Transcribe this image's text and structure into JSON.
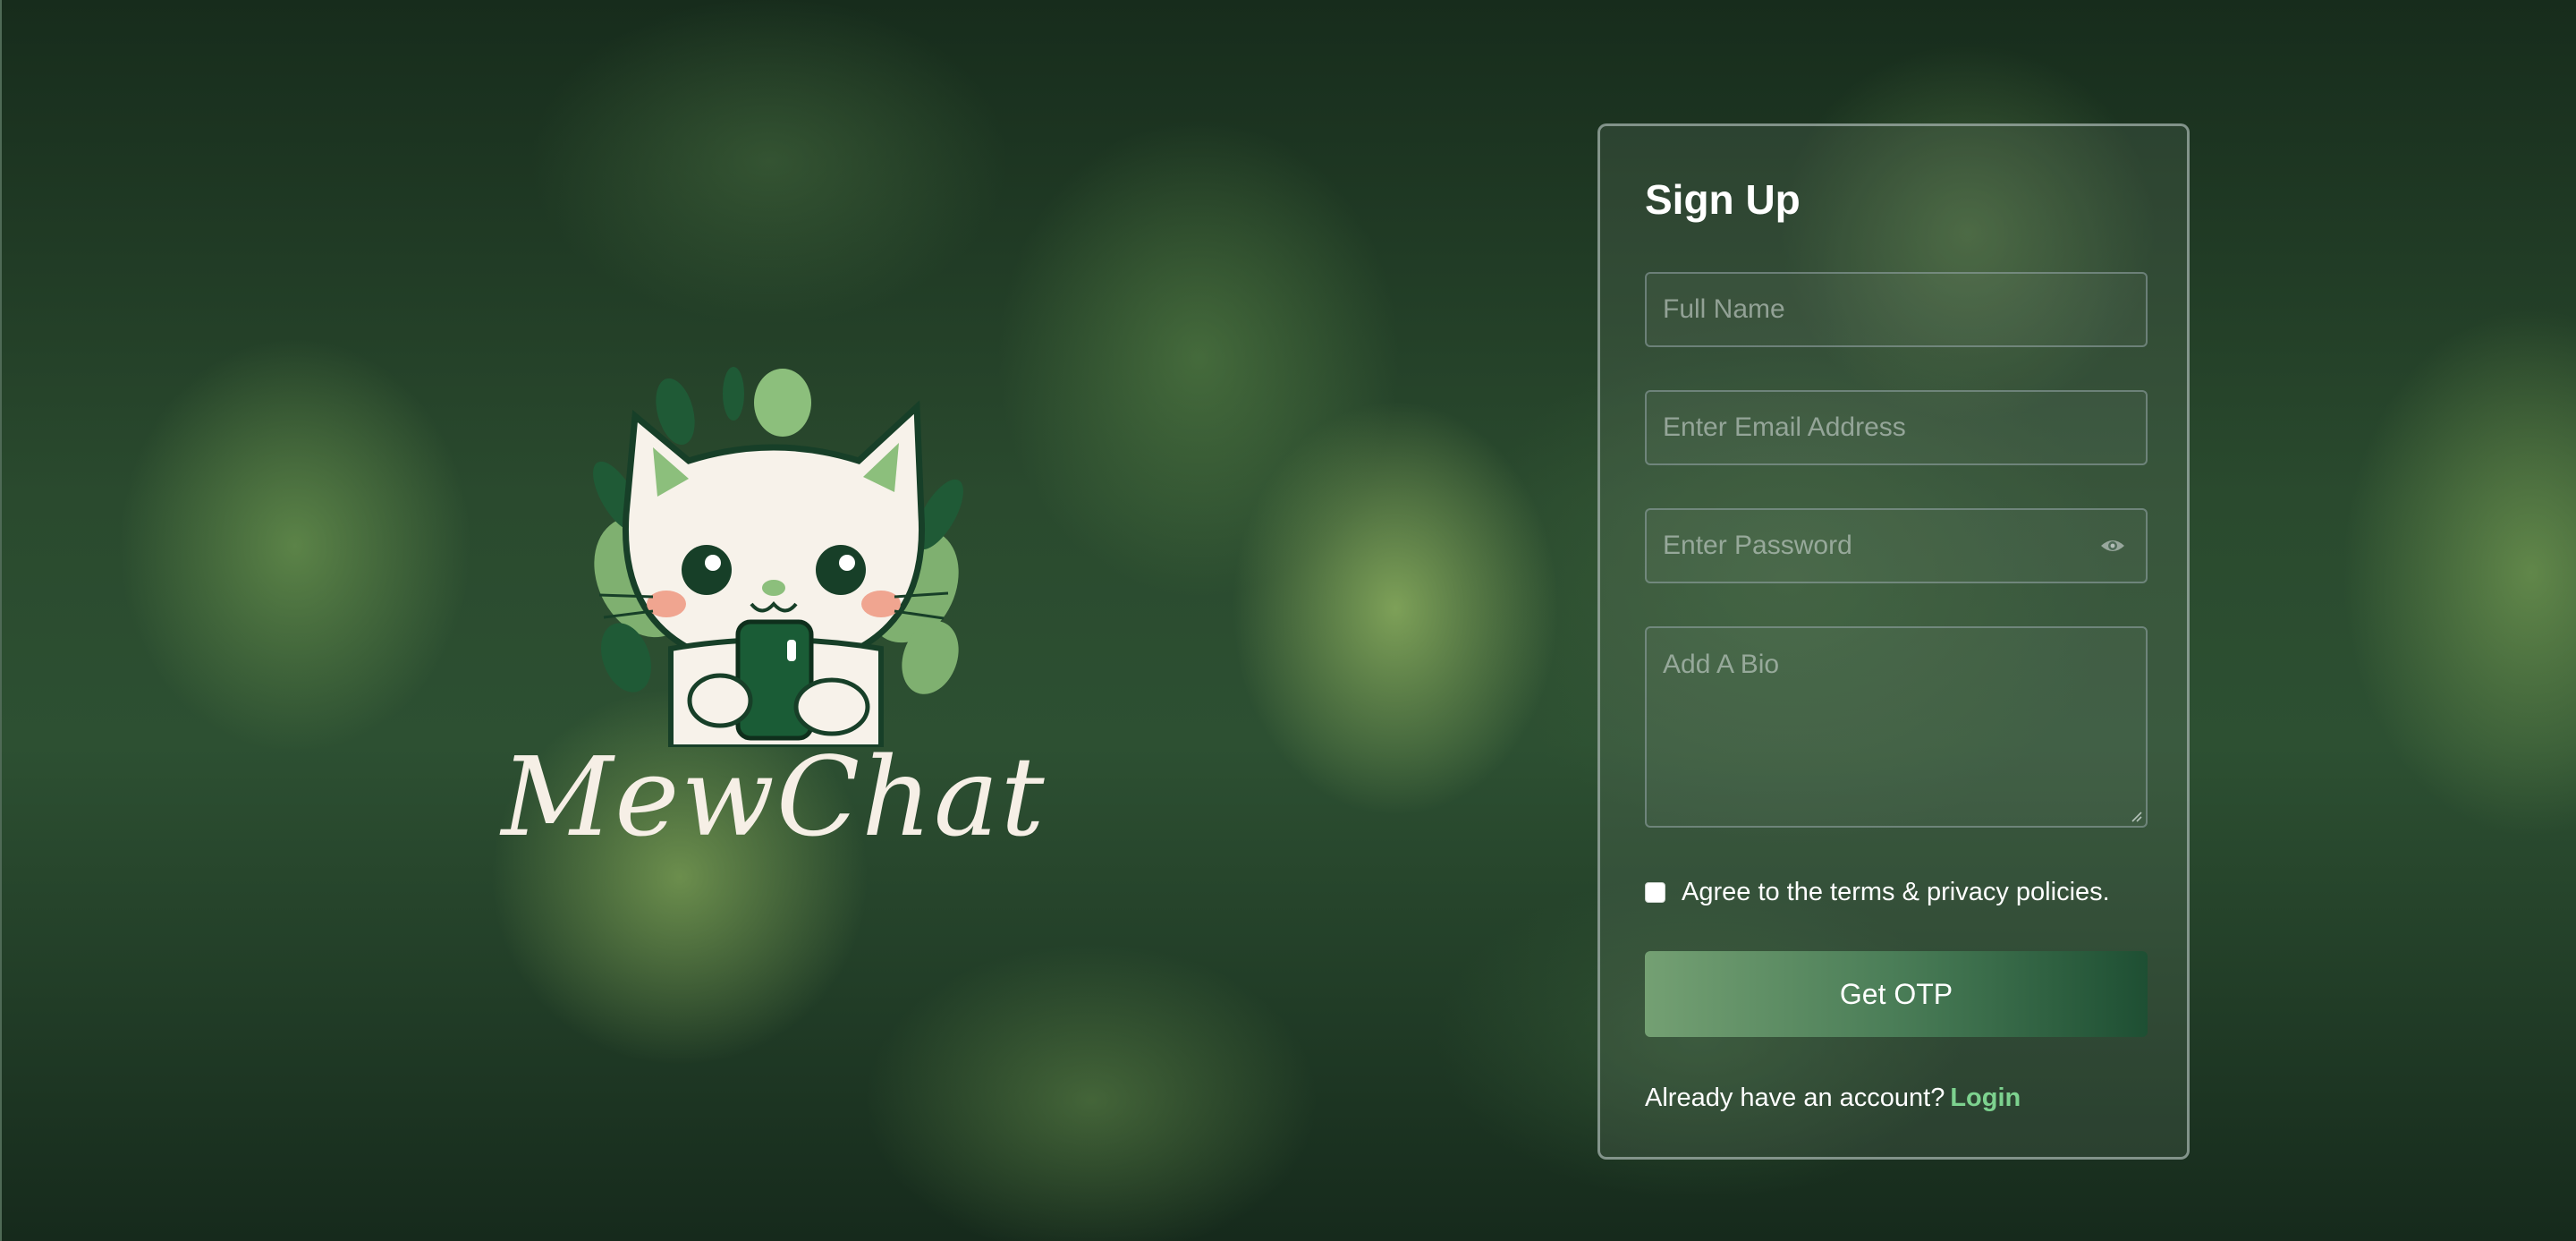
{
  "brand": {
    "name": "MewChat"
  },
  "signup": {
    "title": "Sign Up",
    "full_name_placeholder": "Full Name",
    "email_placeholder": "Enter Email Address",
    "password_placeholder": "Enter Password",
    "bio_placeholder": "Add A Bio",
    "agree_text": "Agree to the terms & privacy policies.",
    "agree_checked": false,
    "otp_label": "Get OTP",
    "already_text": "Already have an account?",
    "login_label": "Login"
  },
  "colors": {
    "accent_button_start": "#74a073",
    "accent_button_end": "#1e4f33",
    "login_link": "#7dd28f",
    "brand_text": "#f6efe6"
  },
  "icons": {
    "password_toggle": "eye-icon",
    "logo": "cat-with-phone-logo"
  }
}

▶ **GOAL**: Without the pictures, copy the material exactly as given.

▶ **FINISHED ANSWER**:
Transcribe this image's text and structure into JSON.
{
  "brand": {
    "name": "MewChat"
  },
  "signup": {
    "title": "Sign Up",
    "full_name_placeholder": "Full Name",
    "email_placeholder": "Enter Email Address",
    "password_placeholder": "Enter Password",
    "bio_placeholder": "Add A Bio",
    "agree_text": "Agree to the terms & privacy policies.",
    "agree_checked": false,
    "otp_label": "Get OTP",
    "already_text": "Already have an account?",
    "login_label": "Login"
  },
  "colors": {
    "accent_button_start": "#74a073",
    "accent_button_end": "#1e4f33",
    "login_link": "#7dd28f",
    "brand_text": "#f6efe6"
  },
  "icons": {
    "password_toggle": "eye-icon",
    "logo": "cat-with-phone-logo"
  }
}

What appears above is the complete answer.